- _Exercise description_: Pick out each line containing the string "Client" and copy it.

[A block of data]
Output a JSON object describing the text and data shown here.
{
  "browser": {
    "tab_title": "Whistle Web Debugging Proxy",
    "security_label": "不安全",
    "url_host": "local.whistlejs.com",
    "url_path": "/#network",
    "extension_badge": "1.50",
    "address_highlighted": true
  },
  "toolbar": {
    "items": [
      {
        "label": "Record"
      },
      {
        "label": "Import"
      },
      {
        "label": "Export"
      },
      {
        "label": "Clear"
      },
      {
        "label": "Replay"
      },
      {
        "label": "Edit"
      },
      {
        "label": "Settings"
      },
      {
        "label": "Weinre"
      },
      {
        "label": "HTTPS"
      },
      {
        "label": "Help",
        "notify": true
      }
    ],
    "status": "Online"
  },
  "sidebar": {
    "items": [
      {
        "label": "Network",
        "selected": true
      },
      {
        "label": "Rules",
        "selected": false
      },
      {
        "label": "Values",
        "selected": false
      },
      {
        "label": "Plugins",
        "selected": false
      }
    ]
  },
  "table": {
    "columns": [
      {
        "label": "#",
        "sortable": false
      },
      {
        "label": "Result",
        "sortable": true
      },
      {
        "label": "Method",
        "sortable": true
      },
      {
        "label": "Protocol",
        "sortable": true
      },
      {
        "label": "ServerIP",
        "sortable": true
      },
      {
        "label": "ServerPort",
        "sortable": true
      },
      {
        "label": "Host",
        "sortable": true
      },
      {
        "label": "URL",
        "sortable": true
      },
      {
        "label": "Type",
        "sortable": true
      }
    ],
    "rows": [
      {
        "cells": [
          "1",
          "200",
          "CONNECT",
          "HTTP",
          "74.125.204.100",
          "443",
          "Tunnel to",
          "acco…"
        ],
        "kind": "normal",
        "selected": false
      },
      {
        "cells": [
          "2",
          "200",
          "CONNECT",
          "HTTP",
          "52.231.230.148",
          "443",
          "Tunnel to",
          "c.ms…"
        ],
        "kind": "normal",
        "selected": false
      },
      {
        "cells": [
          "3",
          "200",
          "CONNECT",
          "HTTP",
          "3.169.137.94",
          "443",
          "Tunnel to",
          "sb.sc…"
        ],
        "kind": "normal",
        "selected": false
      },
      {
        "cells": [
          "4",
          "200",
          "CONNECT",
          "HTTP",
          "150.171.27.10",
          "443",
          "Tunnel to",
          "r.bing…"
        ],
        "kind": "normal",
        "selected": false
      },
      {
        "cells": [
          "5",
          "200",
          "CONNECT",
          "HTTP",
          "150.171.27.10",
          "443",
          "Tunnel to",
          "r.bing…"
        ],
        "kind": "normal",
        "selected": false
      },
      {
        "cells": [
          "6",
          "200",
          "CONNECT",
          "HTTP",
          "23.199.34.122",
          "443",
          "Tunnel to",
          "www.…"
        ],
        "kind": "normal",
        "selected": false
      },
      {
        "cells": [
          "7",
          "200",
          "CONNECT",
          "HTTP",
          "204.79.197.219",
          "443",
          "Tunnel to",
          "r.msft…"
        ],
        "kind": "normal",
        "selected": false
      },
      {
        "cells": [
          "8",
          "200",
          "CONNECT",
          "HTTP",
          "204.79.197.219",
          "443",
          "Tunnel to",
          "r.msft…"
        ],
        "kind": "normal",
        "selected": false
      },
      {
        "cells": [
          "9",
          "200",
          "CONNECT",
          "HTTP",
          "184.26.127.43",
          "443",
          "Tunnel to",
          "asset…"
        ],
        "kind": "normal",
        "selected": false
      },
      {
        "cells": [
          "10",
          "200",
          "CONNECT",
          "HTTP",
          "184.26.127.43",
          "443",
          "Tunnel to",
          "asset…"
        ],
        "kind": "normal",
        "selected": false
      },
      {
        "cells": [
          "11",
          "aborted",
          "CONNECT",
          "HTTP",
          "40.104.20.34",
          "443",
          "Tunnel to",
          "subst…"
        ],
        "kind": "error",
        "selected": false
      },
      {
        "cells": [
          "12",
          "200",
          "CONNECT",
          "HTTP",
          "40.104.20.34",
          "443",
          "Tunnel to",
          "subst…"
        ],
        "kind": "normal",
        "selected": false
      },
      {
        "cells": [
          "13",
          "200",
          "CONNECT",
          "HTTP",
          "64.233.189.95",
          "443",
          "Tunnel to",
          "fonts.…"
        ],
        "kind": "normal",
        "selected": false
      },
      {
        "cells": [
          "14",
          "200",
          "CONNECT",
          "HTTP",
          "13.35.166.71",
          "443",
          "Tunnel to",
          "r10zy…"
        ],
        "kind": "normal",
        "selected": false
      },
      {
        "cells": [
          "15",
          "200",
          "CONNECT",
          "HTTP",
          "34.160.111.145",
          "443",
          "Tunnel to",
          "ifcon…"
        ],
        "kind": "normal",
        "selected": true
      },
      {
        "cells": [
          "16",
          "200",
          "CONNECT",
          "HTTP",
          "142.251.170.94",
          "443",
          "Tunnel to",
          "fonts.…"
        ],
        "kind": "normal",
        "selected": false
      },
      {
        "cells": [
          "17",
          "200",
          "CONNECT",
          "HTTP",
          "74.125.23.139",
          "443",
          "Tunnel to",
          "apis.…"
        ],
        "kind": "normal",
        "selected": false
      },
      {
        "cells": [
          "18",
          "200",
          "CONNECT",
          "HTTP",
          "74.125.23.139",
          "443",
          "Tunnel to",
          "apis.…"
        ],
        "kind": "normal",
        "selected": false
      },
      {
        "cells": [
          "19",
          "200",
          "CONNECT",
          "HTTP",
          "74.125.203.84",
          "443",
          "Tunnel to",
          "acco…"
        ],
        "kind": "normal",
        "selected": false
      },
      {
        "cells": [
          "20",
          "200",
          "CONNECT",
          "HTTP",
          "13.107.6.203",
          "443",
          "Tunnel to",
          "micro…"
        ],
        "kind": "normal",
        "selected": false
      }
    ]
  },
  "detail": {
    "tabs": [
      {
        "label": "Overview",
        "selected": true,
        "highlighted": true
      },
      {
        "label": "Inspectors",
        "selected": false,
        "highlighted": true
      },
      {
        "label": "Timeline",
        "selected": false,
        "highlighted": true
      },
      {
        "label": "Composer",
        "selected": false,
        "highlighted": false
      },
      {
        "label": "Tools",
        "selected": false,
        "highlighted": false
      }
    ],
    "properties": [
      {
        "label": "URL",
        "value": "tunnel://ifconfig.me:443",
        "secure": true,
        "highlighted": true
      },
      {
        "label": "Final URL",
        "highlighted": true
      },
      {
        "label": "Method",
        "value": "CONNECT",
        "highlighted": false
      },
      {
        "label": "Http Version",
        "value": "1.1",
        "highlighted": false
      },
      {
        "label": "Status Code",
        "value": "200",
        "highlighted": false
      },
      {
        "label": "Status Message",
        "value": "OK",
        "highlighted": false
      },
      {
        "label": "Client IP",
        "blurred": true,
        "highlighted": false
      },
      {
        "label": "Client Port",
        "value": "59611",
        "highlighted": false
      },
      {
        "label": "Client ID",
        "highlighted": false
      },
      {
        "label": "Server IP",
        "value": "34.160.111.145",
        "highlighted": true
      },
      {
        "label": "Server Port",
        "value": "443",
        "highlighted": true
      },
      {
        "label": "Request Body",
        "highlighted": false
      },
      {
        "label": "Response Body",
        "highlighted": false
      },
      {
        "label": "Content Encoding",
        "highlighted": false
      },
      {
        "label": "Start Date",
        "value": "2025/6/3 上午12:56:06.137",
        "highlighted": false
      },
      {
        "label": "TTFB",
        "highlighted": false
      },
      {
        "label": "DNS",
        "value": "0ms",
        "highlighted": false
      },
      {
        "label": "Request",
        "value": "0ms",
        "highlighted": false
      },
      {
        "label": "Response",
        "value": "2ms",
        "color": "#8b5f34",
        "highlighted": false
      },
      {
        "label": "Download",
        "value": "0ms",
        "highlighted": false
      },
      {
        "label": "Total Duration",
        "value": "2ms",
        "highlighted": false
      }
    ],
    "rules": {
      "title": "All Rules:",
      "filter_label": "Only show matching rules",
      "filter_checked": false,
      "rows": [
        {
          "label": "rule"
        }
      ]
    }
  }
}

- _The solution_:
        "label": "Client IP",
        "label": "Client Port",
        "label": "Client ID",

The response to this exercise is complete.